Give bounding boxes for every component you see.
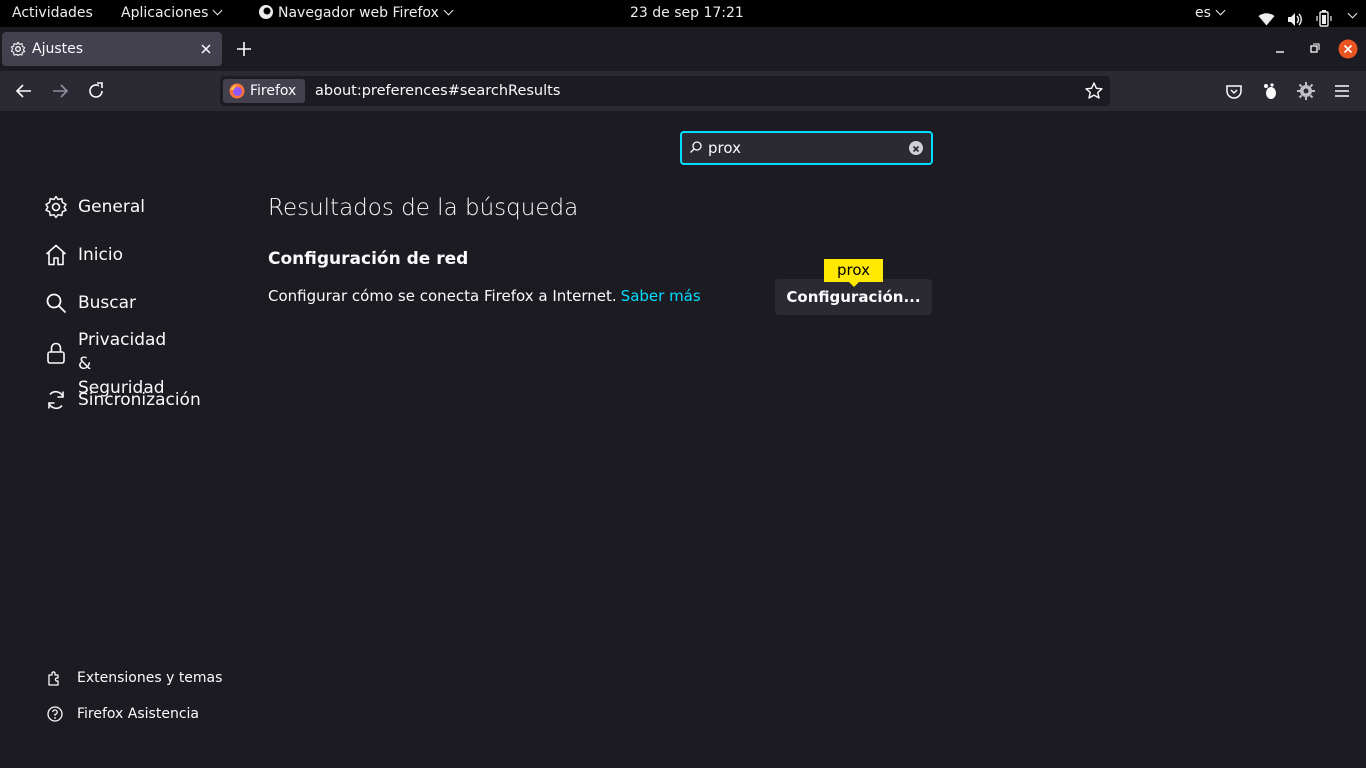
preferences-search-input[interactable]: prox [680,131,933,165]
gear-icon [10,41,26,57]
sidebar-item-label: Sincronización [78,390,201,410]
tab-settings[interactable]: Ajustes [2,32,222,66]
maximize-icon[interactable] [1304,39,1324,59]
chevron-down-icon [1215,5,1226,16]
search-value: prox [708,139,741,157]
applications-label: Aplicaciones [121,5,209,21]
app-name-label: Navegador web Firefox [278,5,439,21]
url-text[interactable]: about:preferences#searchResults [315,76,560,106]
forward-icon[interactable] [50,81,70,101]
hamburger-menu-icon[interactable] [1332,81,1352,101]
system-top-bar: Actividades Aplicaciones Navegador web F… [0,0,1366,27]
extensions-themes-label: Extensiones y temas [77,670,223,686]
search-icon [690,141,702,153]
identity-box[interactable]: Firefox [223,79,305,103]
bookmark-star-icon[interactable] [1084,81,1104,101]
lock-icon [47,342,65,364]
sidebar-item-label: Buscar [78,293,137,313]
identity-label: Firefox [250,83,297,99]
reload-icon[interactable] [86,81,106,101]
sidebar-item-label: General [78,197,145,217]
network-settings-heading: Configuración de red [268,249,469,269]
learn-more-link[interactable]: Saber más [621,287,701,305]
firefox-icon [259,5,273,19]
tab-title: Ajustes [32,41,84,57]
extension-gnome-icon[interactable] [1260,81,1280,101]
network-settings-description: Configurar cómo se conecta Firefox a Int… [268,287,701,305]
firefox-logo-icon [229,83,245,99]
applications-menu[interactable]: Aplicaciones [121,0,223,27]
url-bar[interactable]: Firefox about:preferences#searchResults [220,76,1110,106]
home-icon [45,244,67,266]
close-window-icon[interactable] [1338,39,1358,59]
navigation-toolbar: Firefox about:preferences#searchResults [0,71,1366,111]
preferences-page: prox General Inicio Buscar Privacidad & … [0,111,1366,768]
sidebar-item-label: Inicio [78,245,123,265]
minimize-icon[interactable] [1270,39,1290,59]
description-text: Configurar cómo se conecta Firefox a Int… [268,287,617,305]
chevron-down-icon [443,5,454,16]
app-menu[interactable]: Navegador web Firefox [258,0,454,27]
search-highlight-tooltip: prox [824,259,883,287]
chevron-down-icon [213,5,223,16]
gear-icon [45,195,67,219]
activities-button[interactable]: Actividades [12,0,93,27]
extension-gear-icon[interactable] [1296,81,1316,101]
search-results-heading: Resultados de la búsqueda [268,195,579,221]
clock[interactable]: 23 de sep 17:21 [630,0,744,27]
help-icon [47,706,63,722]
clear-search-icon[interactable] [909,141,923,155]
search-icon [46,293,67,314]
language-label: es [1195,5,1211,21]
puzzle-icon [48,671,59,686]
tab-strip: Ajustes [0,27,1366,71]
close-tab-icon[interactable] [198,41,214,57]
system-menu-chevron-icon[interactable] [1347,8,1358,19]
firefox-support-label: Firefox Asistencia [77,706,199,722]
new-tab-icon[interactable] [233,38,255,60]
back-icon[interactable] [14,81,34,101]
pocket-icon[interactable] [1224,81,1244,101]
language-selector[interactable]: es [1195,0,1226,27]
sync-icon [48,390,64,410]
----
#### TASK STATEMENT
Render every line of the data above as a Markdown table with two columns, Row and Data line, numbering the rows in order. Leave out blank lines and the picture.

#### SOLUTION TO THIS PROBLEM
| Row | Data line |
|---|---|
| 1 | Give bounding boxes for every component you see. |
| 2 | preferences-search-input[interactable]: prox [680,131,933,165] |
| 3 | gear-icon [10,41,26,57] |
| 4 | sidebar-item-label: Sincronización [78,390,201,410] |
| 5 | tab-settings[interactable]: Ajustes [2,32,222,66] |
| 6 | maximize-icon[interactable] [1304,39,1324,59] |
| 7 | chevron-down-icon [1215,5,1226,16] |
| 8 | search-value: prox [708,139,741,157] |
| 9 | applications-label: Aplicaciones [121,5,209,21] |
| 10 | app-name-label: Navegador web Firefox [278,5,439,21] |
| 11 | url-text[interactable]: about:preferences#searchResults [315,76,560,106] |
| 12 | forward-icon[interactable] [50,81,70,101] |
| 13 | hamburger-menu-icon[interactable] [1332,81,1352,101] |
| 14 | system-top-bar: Actividades Aplicaciones Navegador web F… [0,0,1366,27] |
| 15 | extensions-themes-label: Extensiones y temas [77,670,223,686] |
| 16 | search-icon [690,141,702,153] |
| 17 | identity-box[interactable]: Firefox [223,79,305,103] |
| 18 | bookmark-star-icon[interactable] [1084,81,1104,101] |
| 19 | lock-icon [47,342,65,364] |
| 20 | sidebar-item-label: Buscar [78,293,137,313] |
| 21 | identity-label: Firefox [250,83,297,99] |
| 22 | reload-icon[interactable] [86,81,106,101] |
| 23 | sidebar-item-label: General [78,197,145,217] |
| 24 | network-settings-heading: Configuración de red [268,249,469,269] |
| 25 | learn-more-link[interactable]: Saber más [621,287,701,305] |
| 26 | firefox-icon [259,5,273,19] |
| 27 | tab-title: Ajustes [32,41,84,57] |
| 28 | extension-gnome-icon[interactable] [1260,81,1280,101] |
| 29 | network-settings-description: Configurar cómo se conecta Firefox a Int… [268,287,701,305] |
| 30 | firefox-logo-icon [229,83,245,99] |
| 31 | applications-menu[interactable]: Aplicaciones [121,0,223,27] |
| 32 | url-bar[interactable]: Firefox about:preferences#searchResults [220,76,1110,106] |
| 33 | home-icon [45,244,67,266] |
| 34 | close-window-icon[interactable] [1338,39,1358,59] |
| 35 | navigation-toolbar: Firefox about:preferences#searchResults [0,71,1366,111] |
| 36 | preferences-page: prox General Inicio Buscar Privacidad & … [0,111,1366,768] |
| 37 | sidebar-item-label: Inicio [78,245,123,265] |
| 38 | minimize-icon[interactable] [1270,39,1290,59] |
| 39 | description-text: Configurar cómo se conecta Firefox a Int… [268,287,617,305] |
| 40 | chevron-down-icon [443,5,454,16] |
| 41 | app-menu[interactable]: Navegador web Firefox [258,0,454,27] |
| 42 | search-highlight-tooltip: prox [824,259,883,287] |
| 43 | chevron-down-icon [213,5,223,16] |
| 44 | gear-icon [45,195,67,219] |
| 45 | activities-button[interactable]: Actividades [12,0,93,27] |
| 46 | extension-gear-icon[interactable] [1296,81,1316,101] |
| 47 | search-results-heading: Resultados de la búsqueda [268,195,579,221] |
| 48 | clock[interactable]: 23 de sep 17:21 [630,0,744,27] |
| 49 | help-icon [47,706,63,722] |
| 50 | clear-search-icon[interactable] [909,141,923,155] |
| 51 | search-icon [46,293,67,314] |
| 52 | language-label: es [1195,5,1211,21] |
| 53 | puzzle-icon [48,671,59,686] |
| 54 | tab-strip: Ajustes [0,27,1366,71] |
| 55 | close-tab-icon[interactable] [198,41,214,57] |
| 56 | system-menu-chevron-icon[interactable] [1347,8,1358,19] |
| 57 | firefox-support-label: Firefox Asistencia [77,706,199,722] |
| 58 | new-tab-icon[interactable] [233,38,255,60] |
| 59 | back-icon[interactable] [14,81,34,101] |
| 60 | pocket-icon[interactable] [1224,81,1244,101] |
| 61 | language-selector[interactable]: es [1195,0,1226,27] |
| 62 | sync-icon [48,390,64,410] |